- **What is needed**: Write out the records below once more, exactly as they stand.

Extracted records
---+---
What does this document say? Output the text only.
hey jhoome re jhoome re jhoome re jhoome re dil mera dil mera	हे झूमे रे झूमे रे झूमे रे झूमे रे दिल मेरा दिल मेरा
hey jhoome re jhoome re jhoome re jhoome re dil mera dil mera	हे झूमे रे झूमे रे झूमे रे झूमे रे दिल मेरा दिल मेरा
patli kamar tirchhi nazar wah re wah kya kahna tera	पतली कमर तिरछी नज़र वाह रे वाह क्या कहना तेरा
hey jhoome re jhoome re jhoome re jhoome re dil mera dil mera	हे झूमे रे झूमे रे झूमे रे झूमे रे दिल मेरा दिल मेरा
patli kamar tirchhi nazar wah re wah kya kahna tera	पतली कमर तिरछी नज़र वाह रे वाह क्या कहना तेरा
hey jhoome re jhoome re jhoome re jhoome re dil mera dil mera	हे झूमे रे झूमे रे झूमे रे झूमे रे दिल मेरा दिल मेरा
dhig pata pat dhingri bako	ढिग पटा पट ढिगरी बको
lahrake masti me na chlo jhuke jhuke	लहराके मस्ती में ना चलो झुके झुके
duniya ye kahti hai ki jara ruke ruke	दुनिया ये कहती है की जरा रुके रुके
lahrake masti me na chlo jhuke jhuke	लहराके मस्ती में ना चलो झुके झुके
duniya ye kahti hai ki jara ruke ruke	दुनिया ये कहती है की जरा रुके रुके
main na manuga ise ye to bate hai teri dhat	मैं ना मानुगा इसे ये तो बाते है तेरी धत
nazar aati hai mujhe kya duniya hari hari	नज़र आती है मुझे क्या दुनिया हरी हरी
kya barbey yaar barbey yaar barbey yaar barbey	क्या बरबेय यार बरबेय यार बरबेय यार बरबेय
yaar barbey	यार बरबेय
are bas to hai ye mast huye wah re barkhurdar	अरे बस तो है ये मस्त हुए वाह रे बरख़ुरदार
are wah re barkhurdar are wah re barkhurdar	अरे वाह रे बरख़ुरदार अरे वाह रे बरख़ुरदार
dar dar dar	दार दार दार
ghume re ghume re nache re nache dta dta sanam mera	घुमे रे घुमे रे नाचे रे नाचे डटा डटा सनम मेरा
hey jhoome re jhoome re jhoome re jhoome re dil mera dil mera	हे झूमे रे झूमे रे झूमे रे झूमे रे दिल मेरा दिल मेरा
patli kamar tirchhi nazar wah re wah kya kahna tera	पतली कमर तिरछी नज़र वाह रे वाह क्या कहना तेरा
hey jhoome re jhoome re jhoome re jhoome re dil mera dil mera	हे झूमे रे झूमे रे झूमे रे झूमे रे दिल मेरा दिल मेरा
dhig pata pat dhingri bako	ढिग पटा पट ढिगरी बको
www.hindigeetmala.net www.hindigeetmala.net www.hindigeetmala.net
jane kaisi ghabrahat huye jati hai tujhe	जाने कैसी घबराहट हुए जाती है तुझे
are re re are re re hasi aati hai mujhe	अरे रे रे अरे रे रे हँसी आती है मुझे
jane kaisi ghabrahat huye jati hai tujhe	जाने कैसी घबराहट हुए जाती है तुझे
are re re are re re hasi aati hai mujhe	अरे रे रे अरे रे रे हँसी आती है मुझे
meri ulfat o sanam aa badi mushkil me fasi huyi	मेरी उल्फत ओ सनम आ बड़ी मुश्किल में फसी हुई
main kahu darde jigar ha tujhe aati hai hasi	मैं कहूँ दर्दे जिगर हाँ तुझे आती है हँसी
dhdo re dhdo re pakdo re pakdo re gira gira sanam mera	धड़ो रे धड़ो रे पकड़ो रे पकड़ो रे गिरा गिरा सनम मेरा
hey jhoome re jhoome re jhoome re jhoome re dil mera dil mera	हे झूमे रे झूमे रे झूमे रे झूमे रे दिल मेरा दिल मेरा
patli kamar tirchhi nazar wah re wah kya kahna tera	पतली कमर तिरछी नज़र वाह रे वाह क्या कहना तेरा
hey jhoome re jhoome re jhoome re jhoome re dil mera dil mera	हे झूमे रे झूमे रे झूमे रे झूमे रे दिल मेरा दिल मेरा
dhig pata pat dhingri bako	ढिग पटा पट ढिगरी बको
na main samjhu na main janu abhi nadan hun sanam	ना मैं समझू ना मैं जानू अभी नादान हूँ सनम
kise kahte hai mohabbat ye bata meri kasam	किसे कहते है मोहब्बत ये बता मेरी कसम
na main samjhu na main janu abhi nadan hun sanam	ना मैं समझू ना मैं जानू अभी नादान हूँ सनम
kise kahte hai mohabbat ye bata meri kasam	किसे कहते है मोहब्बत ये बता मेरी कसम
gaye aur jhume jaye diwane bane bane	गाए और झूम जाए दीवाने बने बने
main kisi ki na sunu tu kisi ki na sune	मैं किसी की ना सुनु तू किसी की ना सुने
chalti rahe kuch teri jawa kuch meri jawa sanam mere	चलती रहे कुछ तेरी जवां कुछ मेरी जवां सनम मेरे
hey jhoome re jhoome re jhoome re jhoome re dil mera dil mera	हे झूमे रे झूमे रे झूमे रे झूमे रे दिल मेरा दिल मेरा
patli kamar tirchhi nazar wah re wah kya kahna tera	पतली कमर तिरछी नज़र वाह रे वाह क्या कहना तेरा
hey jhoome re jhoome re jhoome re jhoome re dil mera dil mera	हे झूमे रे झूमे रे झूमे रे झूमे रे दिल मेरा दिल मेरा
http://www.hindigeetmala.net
---+---
- **Written reply**:
What does this document say? Output the text only.
hey jhoome re jhoome re jhoome re jhoome re dil mera dil mera	हे झूमे रे झूमे रे झूमे रे झूमे रे दिल मेरा दिल मेरा
hey jhoome re jhoome re jhoome re jhoome re dil mera dil mera	हे झूमे रे झूमे रे झूमे रे झूमे रे दिल मेरा दिल मेरा
patli kamar tirchhi nazar wah re wah kya kahna tera	पतली कमर तिरछी नज़र वाह रे वाह क्या कहना तेरा
hey jhoome re jhoome re jhoome re jhoome re dil mera dil mera	हे झूमे रे झूमे रे झूमे रे झूमे रे दिल मेरा दिल मेरा
patli kamar tirchhi nazar wah re wah kya kahna tera	पतली कमर तिरछी नज़र वाह रे वाह क्या कहना तेरा
hey jhoome re jhoome re jhoome re jhoome re dil mera dil mera	हे झूमे रे झूमे रे झूमे रे झूमे रे दिल मेरा दिल मेरा
dhig pata pat dhingri bako	ढिग पटा पट ढिगरी बको
lahrake masti me na chlo jhuke jhuke	लहराके मस्ती में ना चलो झुके झुके
duniya ye kahti hai ki jara ruke ruke	दुनिया ये कहती है की जरा रुके रुके
lahrake masti me na chlo jhuke jhuke	लहराके मस्ती में ना चलो झुके झुके
duniya ye kahti hai ki jara ruke ruke	दुनिया ये कहती है की जरा रुके रुके
main na manuga ise ye to bate hai teri dhat	मैं ना मानुगा इसे ये तो बाते है तेरी धत
nazar aati hai mujhe kya duniya hari hari	नज़र आती है मुझे क्या दुनिया हरी हरी
kya barbey yaar barbey yaar barbey yaar barbey	क्या बरबेय यार बरबेय यार बरबेय यार बरबेय
yaar barbey	यार बरबेय
are bas to hai ye mast huye wah re barkhurdar	अरे बस तो है ये मस्त हुए वाह रे बरख़ुरदार
are wah re barkhurdar are wah re barkhurdar	अरे वाह रे बरख़ुरदार अरे वाह रे बरख़ुरदार
dar dar dar	दार दार दार
ghume re ghume re nache re nache dta dta sanam mera	घुमे रे घुमे रे नाचे रे नाचे डटा डटा सनम मेरा
hey jhoome re jhoome re jhoome re jhoome re dil mera dil mera	हे झूमे रे झूमे रे झूमे रे झूमे रे दिल मेरा दिल मेरा
patli kamar tirchhi nazar wah re wah kya kahna tera	पतली कमर तिरछी नज़र वाह रे वाह क्या कहना तेरा
hey jhoome re jhoome re jhoome re jhoome re dil mera dil mera	हे झूमे रे झूमे रे झूमे रे झूमे रे दिल मेरा दिल मेरा
dhig pata pat dhingri bako	ढिग पटा पट ढिगरी बको
www.hindigeetmala.net www.hindigeetmala.net www.hindigeetmala.net
jane kaisi ghabrahat huye jati hai tujhe	जाने कैसी घबराहट हुए जाती है तुझे
are re re are re re hasi aati hai mujhe	अरे रे रे अरे रे रे हँसी आती है मुझे
jane kaisi ghabrahat huye jati hai tujhe	जाने कैसी घबराहट हुए जाती है तुझे
are re re are re re hasi aati hai mujhe	अरे रे रे अरे रे रे हँसी आती है मुझे
meri ulfat o sanam aa badi mushkil me fasi huyi	मेरी उल्फत ओ सनम आ बड़ी मुश्किल में फसी हुई
main kahu darde jigar ha tujhe aati hai hasi	मैं कहूँ दर्दे जिगर हाँ तुझे आती है हँसी
dhdo re dhdo re pakdo re pakdo re gira gira sanam mera	धड़ो रे धड़ो रे पकड़ो रे पकड़ो रे गिरा गिरा सनम मेरा
hey jhoome re jhoome re jhoome re jhoome re dil mera dil mera	हे झूमे रे झूमे रे झूमे रे झूमे रे दिल मेरा दिल मेरा
patli kamar tirchhi nazar wah re wah kya kahna tera	पतली कमर तिरछी नज़र वाह रे वाह क्या कहना तेरा
hey jhoome re jhoome re jhoome re jhoome re dil mera dil mera	हे झूमे रे झूमे रे झूमे रे झूमे रे दिल मेरा दिल मेरा
dhig pata pat dhingri bako	ढिग पटा पट ढिगरी बको
na main samjhu na main janu abhi nadan hun sanam	ना मैं समझू ना मैं जानू अभी नादान हूँ सनम
kise kahte hai mohabbat ye bata meri kasam	किसे कहते है मोहब्बत ये बता मेरी कसम
na main samjhu na main janu abhi nadan hun sanam	ना मैं समझू ना मैं जानू अभी नादान हूँ सनम
kise kahte hai mohabbat ye bata meri kasam	किसे कहते है मोहब्बत ये बता मेरी कसम
gaye aur jhume jaye diwane bane bane	गाए और झूम जाए दीवाने बने बने
main kisi ki na sunu tu kisi ki na sune	मैं किसी की ना सुनु तू किसी की ना सुने
chalti rahe kuch teri jawa kuch meri jawa sanam mere	चलती रहे कुछ तेरी जवां कुछ मेरी जवां सनम मेरे
hey jhoome re jhoome re jhoome re jhoome re dil mera dil mera	हे झूमे रे झूमे रे झूमे रे झूमे रे दिल मेरा दिल मेरा
patli kamar tirchhi nazar wah re wah kya kahna tera	पतली कमर तिरछी नज़र वाह रे वाह क्या कहना तेरा
hey jhoome re jhoome re jhoome re jhoome re dil mera dil mera	हे झूमे रे झूमे रे झूमे रे झूमे रे दिल मेरा दिल मेरा
http://www.hindigeetmala.net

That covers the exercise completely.